▶ _TASK GOAL_:
Continue the forum thread about template inheritance in D below, picking up after its last sentence.

▶ _TEXT SECTION_:
----------------

Yes. But if you're trying to give the function different behavior in the 
derived class, what else can you do? Of course, it won't work with 
polymorphism though (the version that gets called will depend on the reference 
that you're using), so it may not be such a good idea from that standpoint.

Really, templated functions and class hierarchies don't get along very well.

- Jonathan M Davis


Re: Template Inheritance

2012-02-18 Thread %u
In the interim, I'm just redefining the template in the base class, but that's a
really annoying hack to have to perform every single time I have to make a new
form of the template.


Re: Template Inheritance

2012-02-18 Thread %u
Correction: redefining in the *subclass*. Silly me.


Re: Template Inheritance

2012-02-18 Thread Jonathan M Davis
On Sunday, February 19, 2012 00:55:59 %u wrote:
 I've been working on porting an old D library to D2, and I'm running into a
 nasty issue with templates and inheritance. I've got a base class like this:
 
 class Reader {
 void get(T)(ref T[] buffer);
 }
 
 and a subclass like this:
 
 class SubReader {
 void get()(SomeClass param);
 }
 
 The problem is that by creating a new form of the template in the subclass,
 I made the base class's version invisible. If I try to use alias
 Reader.get get like I would do for functions, the compiler complains that
 the symbols clash (no musical puns intended). Does anyone know how to get
 this to work?

----------------

▶ _RECORD SET_:

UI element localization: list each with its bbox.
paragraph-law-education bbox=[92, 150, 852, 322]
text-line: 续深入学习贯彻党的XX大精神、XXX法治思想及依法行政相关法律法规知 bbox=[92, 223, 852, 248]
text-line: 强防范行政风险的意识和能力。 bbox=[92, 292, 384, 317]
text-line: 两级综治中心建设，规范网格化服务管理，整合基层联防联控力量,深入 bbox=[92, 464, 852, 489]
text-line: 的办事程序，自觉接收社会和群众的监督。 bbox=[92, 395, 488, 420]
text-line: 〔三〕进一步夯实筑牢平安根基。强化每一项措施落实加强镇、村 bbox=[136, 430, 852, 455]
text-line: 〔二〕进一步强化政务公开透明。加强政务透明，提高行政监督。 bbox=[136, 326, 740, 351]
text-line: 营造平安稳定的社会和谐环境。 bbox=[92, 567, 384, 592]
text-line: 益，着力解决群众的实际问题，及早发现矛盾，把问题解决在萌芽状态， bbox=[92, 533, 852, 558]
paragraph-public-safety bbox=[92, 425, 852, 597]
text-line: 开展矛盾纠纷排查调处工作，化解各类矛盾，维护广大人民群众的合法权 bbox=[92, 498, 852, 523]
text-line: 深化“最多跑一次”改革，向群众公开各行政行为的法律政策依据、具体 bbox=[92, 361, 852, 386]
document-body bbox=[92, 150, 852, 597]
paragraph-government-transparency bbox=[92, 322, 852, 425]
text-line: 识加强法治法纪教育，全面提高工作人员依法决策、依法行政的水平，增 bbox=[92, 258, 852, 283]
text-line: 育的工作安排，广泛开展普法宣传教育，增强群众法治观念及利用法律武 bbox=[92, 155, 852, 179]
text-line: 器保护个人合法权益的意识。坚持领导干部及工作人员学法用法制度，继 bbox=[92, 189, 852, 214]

----------------

▶ _YOUR RESPONSE_:
Template functions are non-virtual. You can't derive from them. If you want 
the derived classes to have the same functions, you must redefine them in the 
derived class.

- Jonathan M Davis


Re: Template Inheritance

2012-02-18 Thread %u
Thanks! I guess I'll just have to live with redefining the functions, do some 
sort
of interface/mixin thing, or change the class interface. It makes sense that
template functions aren't virtual (how are you supposed to deal with vtables?),
but I wish that at least an alias declaration could work. Maybe if there were 
some
way to alias the base template and then modify it...

Templates inheriting from templates would be a very interesting way to 
accomplish
that, but it would be a very strange system...


Re: Template Inheritance

2012-02-18 Thread %u
I think I got it! This seems to work:

class Derived {
//Pulls in all the template forms in the base class
template get(args ...) {
alias Base.get!args get;
}

//Create new versions of get() here.
}


Re: Template Inheritance

2012-02-18 Thread Jonathan M Davis
On Sunday, February 19, 2012 01:17:42 %u wrote:
 Thanks! I guess I'll just have to live with redefining the functions, do
 some sort of interface/mixin thing, or change the class interface. It makes
 sense that template functions aren't virtual (how are you supposed to deal
 with vtables?), but I wish that at least an alias declaration could work.
 Maybe if there were some way to alias the base template and then modify
 it...
 
 Templates inheriting from templates would be a very interesting way to
 accomplish that, but it would be a very strange system...

aliases only work with actual, concrete functions. So, you could alias an 
specific instantiation of a templated function, but not the templated function 
as a whole. e.g.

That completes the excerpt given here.